Stored items
..............................
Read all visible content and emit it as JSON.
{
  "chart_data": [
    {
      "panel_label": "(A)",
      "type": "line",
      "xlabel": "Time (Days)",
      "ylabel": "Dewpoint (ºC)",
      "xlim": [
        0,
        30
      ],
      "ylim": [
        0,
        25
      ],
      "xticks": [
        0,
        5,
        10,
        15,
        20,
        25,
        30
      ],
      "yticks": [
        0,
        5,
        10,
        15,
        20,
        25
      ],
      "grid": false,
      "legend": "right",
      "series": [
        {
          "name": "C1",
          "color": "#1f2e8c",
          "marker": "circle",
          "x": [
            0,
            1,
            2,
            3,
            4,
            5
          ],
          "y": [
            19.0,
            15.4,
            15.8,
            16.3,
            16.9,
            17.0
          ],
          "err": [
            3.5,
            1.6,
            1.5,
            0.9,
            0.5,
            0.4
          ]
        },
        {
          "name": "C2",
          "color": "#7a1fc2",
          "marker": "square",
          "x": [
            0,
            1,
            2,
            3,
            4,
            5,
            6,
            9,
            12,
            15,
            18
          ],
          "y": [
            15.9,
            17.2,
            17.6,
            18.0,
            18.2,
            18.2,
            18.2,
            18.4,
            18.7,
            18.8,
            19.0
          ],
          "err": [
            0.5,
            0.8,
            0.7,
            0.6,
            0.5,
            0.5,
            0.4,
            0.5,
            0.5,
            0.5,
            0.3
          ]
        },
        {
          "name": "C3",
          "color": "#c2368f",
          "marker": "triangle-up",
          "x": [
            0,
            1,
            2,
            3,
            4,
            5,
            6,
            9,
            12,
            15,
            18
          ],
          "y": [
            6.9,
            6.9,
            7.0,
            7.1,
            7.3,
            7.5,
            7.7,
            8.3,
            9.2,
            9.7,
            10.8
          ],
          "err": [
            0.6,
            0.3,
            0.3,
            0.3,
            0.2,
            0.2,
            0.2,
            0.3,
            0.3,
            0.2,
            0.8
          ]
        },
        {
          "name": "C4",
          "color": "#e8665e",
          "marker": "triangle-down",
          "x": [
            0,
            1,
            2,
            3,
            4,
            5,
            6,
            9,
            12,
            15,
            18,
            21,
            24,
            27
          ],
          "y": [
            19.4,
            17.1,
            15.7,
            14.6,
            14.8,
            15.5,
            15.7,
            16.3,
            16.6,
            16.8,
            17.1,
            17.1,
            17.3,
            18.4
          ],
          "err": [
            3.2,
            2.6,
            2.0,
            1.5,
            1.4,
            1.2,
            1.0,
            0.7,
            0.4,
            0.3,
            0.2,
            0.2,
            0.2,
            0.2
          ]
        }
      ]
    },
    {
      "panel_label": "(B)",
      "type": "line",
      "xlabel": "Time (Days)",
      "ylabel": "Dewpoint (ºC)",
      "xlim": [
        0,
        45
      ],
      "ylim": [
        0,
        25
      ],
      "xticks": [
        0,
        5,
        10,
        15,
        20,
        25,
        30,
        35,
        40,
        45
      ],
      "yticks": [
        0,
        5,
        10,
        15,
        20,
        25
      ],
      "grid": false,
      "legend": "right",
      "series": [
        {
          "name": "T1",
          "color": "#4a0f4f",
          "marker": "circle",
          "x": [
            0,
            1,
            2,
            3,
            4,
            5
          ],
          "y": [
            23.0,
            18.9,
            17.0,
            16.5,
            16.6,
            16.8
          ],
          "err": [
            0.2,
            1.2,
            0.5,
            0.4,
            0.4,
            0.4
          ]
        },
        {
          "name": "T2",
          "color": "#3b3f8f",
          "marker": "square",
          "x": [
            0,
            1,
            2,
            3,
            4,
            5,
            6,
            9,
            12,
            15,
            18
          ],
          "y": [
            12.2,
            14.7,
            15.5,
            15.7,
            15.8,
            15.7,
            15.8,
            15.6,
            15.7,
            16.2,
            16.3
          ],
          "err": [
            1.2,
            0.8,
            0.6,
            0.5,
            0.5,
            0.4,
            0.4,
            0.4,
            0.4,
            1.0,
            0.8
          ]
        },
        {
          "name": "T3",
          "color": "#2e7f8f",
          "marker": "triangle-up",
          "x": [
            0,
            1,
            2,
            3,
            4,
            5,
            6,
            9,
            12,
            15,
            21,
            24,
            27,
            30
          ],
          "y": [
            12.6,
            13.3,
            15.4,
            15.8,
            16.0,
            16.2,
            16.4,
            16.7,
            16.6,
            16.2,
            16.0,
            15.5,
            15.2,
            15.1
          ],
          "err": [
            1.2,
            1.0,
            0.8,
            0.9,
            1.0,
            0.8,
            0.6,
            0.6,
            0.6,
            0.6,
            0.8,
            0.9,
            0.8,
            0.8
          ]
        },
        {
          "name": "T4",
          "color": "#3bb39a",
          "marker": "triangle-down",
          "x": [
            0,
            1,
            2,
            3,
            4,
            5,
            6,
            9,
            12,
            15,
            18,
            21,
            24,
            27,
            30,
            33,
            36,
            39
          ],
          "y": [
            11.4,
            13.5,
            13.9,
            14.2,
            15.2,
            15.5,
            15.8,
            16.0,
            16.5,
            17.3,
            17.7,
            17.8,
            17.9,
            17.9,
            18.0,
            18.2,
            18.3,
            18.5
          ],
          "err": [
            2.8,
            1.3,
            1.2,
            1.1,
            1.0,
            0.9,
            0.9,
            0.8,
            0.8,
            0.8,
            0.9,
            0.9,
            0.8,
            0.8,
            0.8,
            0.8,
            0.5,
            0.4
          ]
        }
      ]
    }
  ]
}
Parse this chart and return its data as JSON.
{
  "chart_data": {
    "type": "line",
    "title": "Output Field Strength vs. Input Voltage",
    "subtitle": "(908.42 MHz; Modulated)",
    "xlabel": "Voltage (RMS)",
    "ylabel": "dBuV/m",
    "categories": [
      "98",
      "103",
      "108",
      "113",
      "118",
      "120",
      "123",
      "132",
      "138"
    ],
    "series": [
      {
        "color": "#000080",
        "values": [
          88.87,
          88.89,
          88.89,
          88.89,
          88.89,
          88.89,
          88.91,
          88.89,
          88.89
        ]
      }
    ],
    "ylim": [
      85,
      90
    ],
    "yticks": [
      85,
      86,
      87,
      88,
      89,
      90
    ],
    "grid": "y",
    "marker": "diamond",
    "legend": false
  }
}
..............................
Return only the lines running from the line with "Parse this chart and return its data as JSON." to the last line of the records, both included, exactly as written.

» Result for this exercise
Parse this chart and return its data as JSON.
{
  "chart_data": {
    "type": "line",
    "title": "Output Field Strength vs. Input Voltage",
    "subtitle": "(908.42 MHz; Modulated)",
    "xlabel": "Voltage (RMS)",
    "ylabel": "dBuV/m",
    "categories": [
      "98",
      "103",
      "108",
      "113",
      "118",
      "120",
      "123",
      "132",
      "138"
    ],
    "series": [
      {
        "color": "#000080",
        "values": [
          88.87,
          88.89,
          88.89,
          88.89,
          88.89,
          88.89,
          88.91,
          88.89,
          88.89
        ]
      }
    ],
    "ylim": [
      85,
      90
    ],
    "yticks": [
      85,
      86,
      87,
      88,
      89,
      90
    ],
    "grid": "y",
    "marker": "diamond",
    "legend": false
  }
}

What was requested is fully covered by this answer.